*EXERCISE REQUIREMENTS*.
Please rewrite these rows, changing every "bounding boxes" to "box coordinates" and leaving everything else as it is. Leave the pictures out of your answer.

○ ○ ○

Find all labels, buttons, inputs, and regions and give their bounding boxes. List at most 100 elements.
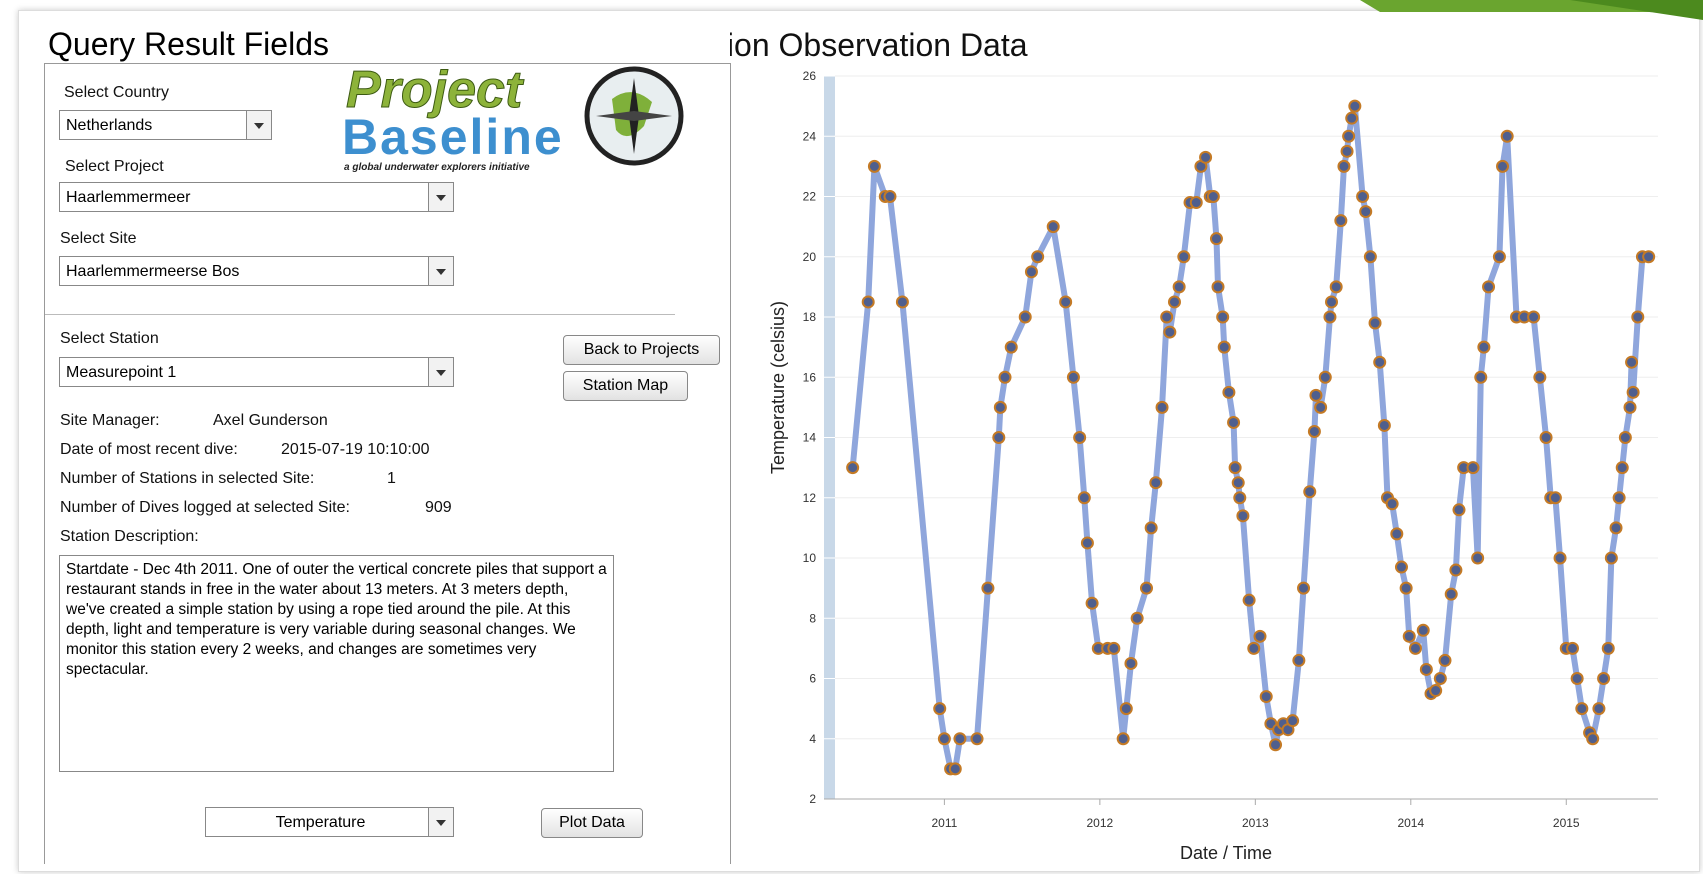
data-point (1227, 415, 1241, 429)
y-tick-label: 2 (809, 792, 816, 806)
country-select[interactable]: Netherlands (59, 110, 272, 140)
data-point (1399, 581, 1413, 595)
plot-button[interactable]: Plot Data (541, 808, 643, 838)
data-point (1325, 295, 1339, 309)
x-tick-label: 2013 (1242, 816, 1269, 830)
data-point (1318, 370, 1332, 384)
logo: Project Baseline a global underwater exp… (342, 61, 687, 174)
parameter-select[interactable]: Temperature (205, 807, 454, 837)
data-point (1419, 662, 1433, 676)
data-point (1345, 111, 1359, 125)
data-point (1631, 310, 1645, 324)
data-point (1222, 385, 1236, 399)
data-point (1077, 491, 1091, 505)
data-point (1216, 310, 1230, 324)
x-tick-label: 2014 (1397, 816, 1424, 830)
data-point (1018, 310, 1032, 324)
description-label: Station Description: (60, 528, 199, 545)
data-point (1471, 551, 1485, 565)
station-value: Measurepoint 1 (66, 364, 177, 381)
data-point (1334, 214, 1348, 228)
data-point (1604, 551, 1618, 565)
parameter-value: Temperature (275, 814, 366, 831)
logo-compass (584, 66, 684, 166)
x-tick-label: 2011 (931, 816, 957, 830)
data-point (1500, 129, 1514, 143)
data-point (1303, 485, 1317, 499)
back-button[interactable]: Back to Projects (563, 335, 720, 365)
data-point (1615, 461, 1629, 475)
station-label: Select Station (60, 330, 159, 347)
data-point (1597, 672, 1611, 685)
data-point (1390, 527, 1404, 541)
frame (18, 10, 1700, 872)
data-point (1211, 280, 1225, 294)
data-point (1496, 159, 1510, 173)
data-point (1359, 205, 1373, 219)
series-line (849, 103, 1649, 772)
data-point (1177, 250, 1191, 264)
info-label: Number of Dives logged at selected Site: (60, 499, 350, 516)
data-point (1482, 280, 1496, 294)
data-point (1059, 295, 1073, 309)
data-point (1309, 388, 1323, 402)
data-point (1217, 340, 1231, 354)
chart: Station Observation Data 246810121416182… (730, 27, 1658, 863)
info-value: Axel Gunderson (213, 412, 328, 429)
data-point (1314, 400, 1328, 414)
data-point (1253, 629, 1267, 643)
data-point (1107, 641, 1121, 655)
data-point (1363, 250, 1377, 264)
data-point (1172, 280, 1186, 294)
y-tick-label: 24 (803, 129, 817, 143)
data-point (1189, 196, 1203, 210)
info-label: Site Manager: (60, 412, 160, 429)
data-point (1163, 325, 1177, 339)
data-point (1356, 190, 1370, 203)
logo-line1: Project (345, 61, 523, 120)
data-point (1167, 295, 1181, 309)
data-point (1575, 702, 1589, 716)
data-point (1149, 476, 1163, 490)
data-point (981, 581, 995, 595)
data-point (1329, 280, 1343, 294)
corner-decoration (1360, 0, 1703, 20)
description-box[interactable]: Startdate - Dec 4th 2011. One of outer t… (59, 555, 614, 772)
data-point (998, 370, 1012, 384)
data-point (1429, 684, 1443, 698)
data-point (1046, 220, 1060, 234)
data-point (1444, 587, 1458, 601)
data-point (1527, 310, 1541, 324)
data-point (1492, 250, 1506, 264)
project-select[interactable]: Haarlemmermeer (59, 182, 454, 212)
data-point (1402, 629, 1416, 643)
data-point (1286, 714, 1300, 728)
divider (45, 314, 675, 315)
data-point (1209, 232, 1223, 246)
data-point (1433, 672, 1447, 685)
data-point (1024, 265, 1038, 279)
site-select[interactable]: Haarlemmermeerse Bos (59, 256, 454, 286)
data-point (1259, 690, 1273, 704)
data-point (1116, 732, 1130, 746)
data-point (1570, 672, 1584, 685)
data-point (1124, 656, 1138, 670)
data-point (1119, 702, 1133, 716)
data-point (1452, 503, 1466, 517)
data-point (1233, 491, 1247, 505)
data-point (1533, 370, 1547, 384)
data-point (1416, 623, 1430, 637)
data-point (1348, 99, 1362, 113)
data-point (933, 702, 947, 716)
data-point (1642, 250, 1656, 264)
x-tick-label: 2012 (1087, 816, 1114, 830)
y-tick-label: 22 (803, 190, 817, 204)
data-point (1565, 641, 1579, 655)
data-point (948, 762, 962, 776)
y-tick-label: 26 (803, 69, 817, 83)
data-point (883, 190, 897, 203)
map-button[interactable]: Station Map (563, 371, 688, 401)
station-select[interactable]: Measurepoint 1 (59, 357, 454, 387)
data-point (1139, 581, 1153, 595)
y-tick-label: 14 (803, 431, 817, 445)
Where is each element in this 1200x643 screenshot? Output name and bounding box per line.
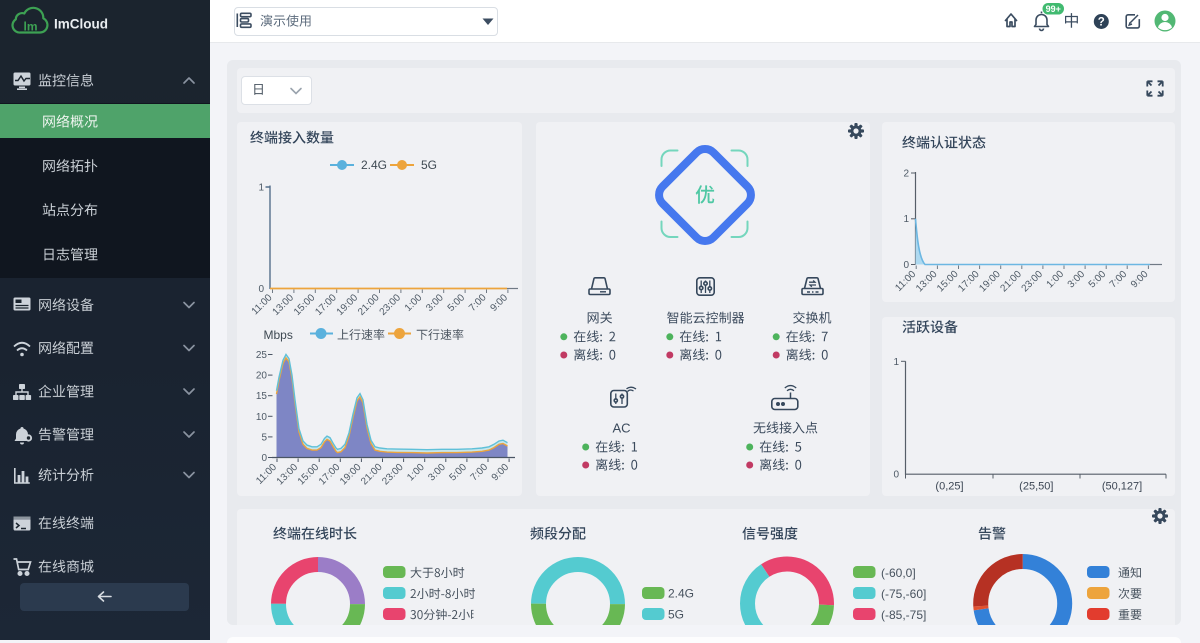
svg-text:20: 20: [256, 371, 268, 382]
svg-text:(50,127]: (50,127]: [1102, 481, 1142, 493]
svg-text:(25,50]: (25,50]: [1019, 481, 1053, 493]
svg-text:2: 2: [903, 169, 909, 180]
svg-text:15: 15: [256, 391, 268, 402]
svg-text:99+: 99+: [1046, 4, 1061, 14]
svg-text:10: 10: [256, 412, 268, 423]
svg-text:ImCloud: ImCloud: [54, 17, 108, 32]
svg-text:Mbps: Mbps: [264, 328, 293, 342]
svg-text:lm: lm: [24, 20, 38, 34]
svg-text:5G: 5G: [421, 158, 437, 172]
svg-text:2.4G: 2.4G: [361, 158, 387, 172]
svg-text:0: 0: [903, 260, 909, 271]
svg-text:1: 1: [903, 214, 909, 225]
svg-text:AC: AC: [612, 421, 630, 436]
svg-text:?: ?: [1098, 17, 1105, 29]
svg-text:25: 25: [256, 350, 268, 361]
svg-text:0: 0: [893, 469, 899, 480]
svg-text:0: 0: [258, 284, 264, 295]
svg-text:(0,25]: (0,25]: [935, 481, 963, 493]
svg-text:1: 1: [258, 183, 264, 194]
svg-text:0: 0: [261, 453, 267, 464]
svg-text:1: 1: [893, 357, 899, 368]
svg-text:5: 5: [261, 432, 267, 443]
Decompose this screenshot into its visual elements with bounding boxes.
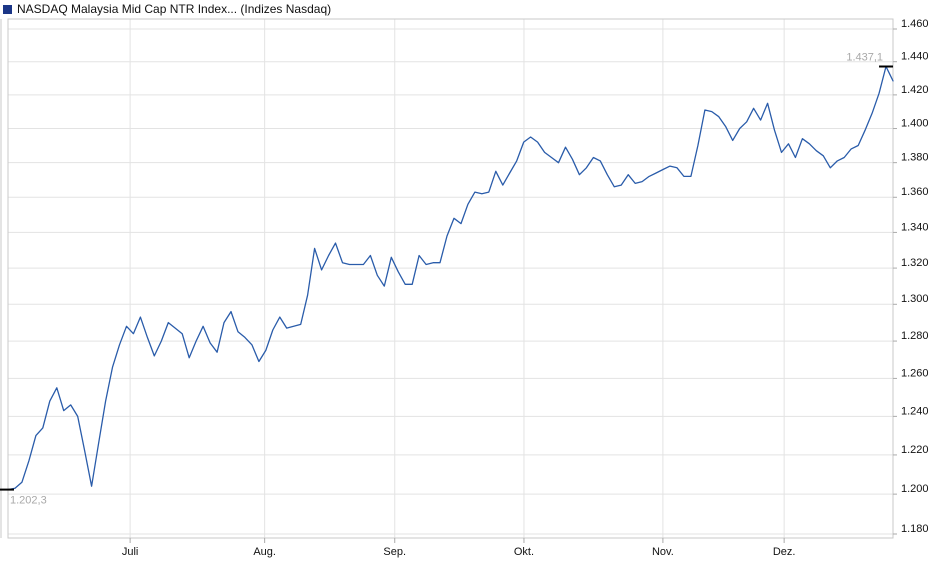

○ ○ ○

*TASK OUTPUT*.
Find all labels, buttons, inputs, and regions and give their box coordinates. List at most 100 elements.
data-point (1227, 415, 1241, 429)
y-tick-label: 2 (809, 792, 816, 806)
country-select[interactable]: Netherlands (59, 110, 272, 140)
data-point (1399, 581, 1413, 595)
plot-button[interactable]: Plot Data (541, 808, 643, 838)
data-point (1325, 295, 1339, 309)
x-tick-label: 2013 (1242, 816, 1269, 830)
data-point (1318, 370, 1332, 384)
logo: Project Baseline a global underwater exp… (342, 61, 687, 174)
parameter-select[interactable]: Temperature (205, 807, 454, 837)
data-point (1419, 662, 1433, 676)
data-point (1345, 111, 1359, 125)
data-point (1631, 310, 1645, 324)
data-point (1222, 385, 1236, 399)
data-point (1077, 491, 1091, 505)
data-point (1216, 310, 1230, 324)
x-tick-label: 2014 (1397, 816, 1424, 830)
data-point (1018, 310, 1032, 324)
description-label: Station Description: (60, 528, 199, 545)
data-point (1471, 551, 1485, 565)
station-value: Measurepoint 1 (66, 364, 177, 381)
data-point (1334, 214, 1348, 228)
data-point (1604, 551, 1618, 565)
parameter-value: Temperature (275, 814, 366, 831)
logo-compass (584, 66, 684, 166)
x-tick-label: 2011 (931, 816, 957, 830)
data-point (1500, 129, 1514, 143)
data-point (1303, 485, 1317, 499)
back-button[interactable]: Back to Projects (563, 335, 720, 365)
data-point (1615, 461, 1629, 475)
station-label: Select Station (60, 330, 159, 347)
data-point (1597, 672, 1611, 685)
data-point (1390, 527, 1404, 541)
frame (18, 10, 1700, 872)
data-point (1211, 280, 1225, 294)
data-point (1496, 159, 1510, 173)
data-point (1359, 205, 1373, 219)
series-line (849, 103, 1649, 772)
data-point (1177, 250, 1191, 264)
info-label: Number of Dives logged at selected Site: (60, 499, 350, 516)
data-point (1482, 280, 1496, 294)
data-point (1059, 295, 1073, 309)
data-point (1309, 388, 1323, 402)
data-point (1217, 340, 1231, 354)
chart: Station Observation Data 246810121416182… (730, 27, 1658, 863)
info-value: Axel Gunderson (213, 412, 328, 429)
data-point (1314, 400, 1328, 414)
data-point (1253, 629, 1267, 643)
data-point (1107, 641, 1121, 655)
data-point (1363, 250, 1377, 264)
data-point (1172, 280, 1186, 294)
y-tick-label: 24 (803, 129, 817, 143)
data-point (1189, 196, 1203, 210)
info-label: Site Manager: (60, 412, 160, 429)
data-point (1163, 325, 1177, 339)
data-point (1356, 190, 1370, 203)
logo-line1: Project (345, 61, 523, 120)
data-point (1167, 295, 1181, 309)
data-point (1575, 702, 1589, 716)
data-point (1149, 476, 1163, 490)
data-point (981, 581, 995, 595)
data-point (1329, 280, 1343, 294)
corner-decoration (1360, 0, 1703, 20)
description-box[interactable]: Startdate - Dec 4th 2011. One of outer t… (59, 555, 614, 772)
data-point (998, 370, 1012, 384)
data-point (1429, 684, 1443, 698)
data-point (1046, 220, 1060, 234)
data-point (1444, 587, 1458, 601)
data-point (1527, 310, 1541, 324)
data-point (1492, 250, 1506, 264)
project-select[interactable]: Haarlemmermeer (59, 182, 454, 212)
data-point (1402, 629, 1416, 643)
data-point (1286, 714, 1300, 728)
divider (45, 314, 675, 315)
data-point (1209, 232, 1223, 246)
data-point (1433, 672, 1447, 685)
data-point (1024, 265, 1038, 279)
site-select[interactable]: Haarlemmermeerse Bos (59, 256, 454, 286)
data-point (1259, 690, 1273, 704)
data-point (1116, 732, 1130, 746)
data-point (1570, 672, 1584, 685)
data-point (1124, 656, 1138, 670)
data-point (1119, 702, 1133, 716)
data-point (1452, 503, 1466, 517)
data-point (1233, 491, 1247, 505)
data-point (1533, 370, 1547, 384)
data-point (1416, 623, 1430, 637)
data-point (1348, 99, 1362, 113)
data-point (933, 702, 947, 716)
data-point (1642, 250, 1656, 264)
x-tick-label: 2012 (1087, 816, 1114, 830)
y-tick-label: 22 (803, 190, 817, 204)
data-point (1565, 641, 1579, 655)
data-point (948, 762, 962, 776)
y-tick-label: 26 (803, 69, 817, 83)
data-point (883, 190, 897, 203)
map-button[interactable]: Station Map (563, 371, 688, 401)
station-select[interactable]: Measurepoint 1 (59, 357, 454, 387)
data-point (1139, 581, 1153, 595)
y-tick-label: 14 (803, 431, 817, 445)
Where is each element in this 1200x643 screenshot? Output name and bounding box per line.
svg-text:20: 20: [256, 371, 268, 382]
svg-text:(50,127]: (50,127]: [1102, 481, 1142, 493]
svg-text:(25,50]: (25,50]: [1019, 481, 1053, 493]
svg-text:2: 2: [903, 169, 909, 180]
svg-text:15: 15: [256, 391, 268, 402]
svg-text:99+: 99+: [1046, 4, 1061, 14]
svg-text:10: 10: [256, 412, 268, 423]
svg-text:ImCloud: ImCloud: [54, 17, 108, 32]
svg-text:Mbps: Mbps: [264, 328, 293, 342]
svg-text:lm: lm: [24, 20, 38, 34]
svg-text:5G: 5G: [421, 158, 437, 172]
svg-text:2.4G: 2.4G: [361, 158, 387, 172]
svg-text:0: 0: [903, 260, 909, 271]
svg-text:1: 1: [903, 214, 909, 225]
svg-text:AC: AC: [612, 421, 630, 436]
svg-text:?: ?: [1098, 17, 1105, 29]
svg-text:25: 25: [256, 350, 268, 361]
svg-text:0: 0: [893, 469, 899, 480]
svg-text:0: 0: [258, 284, 264, 295]
svg-text:(0,25]: (0,25]: [935, 481, 963, 493]
svg-text:1: 1: [258, 183, 264, 194]
svg-text:0: 0: [261, 453, 267, 464]
svg-text:1: 1: [893, 357, 899, 368]
svg-text:5: 5: [261, 432, 267, 443]
Decompose this screenshot into its visual elements with box coordinates.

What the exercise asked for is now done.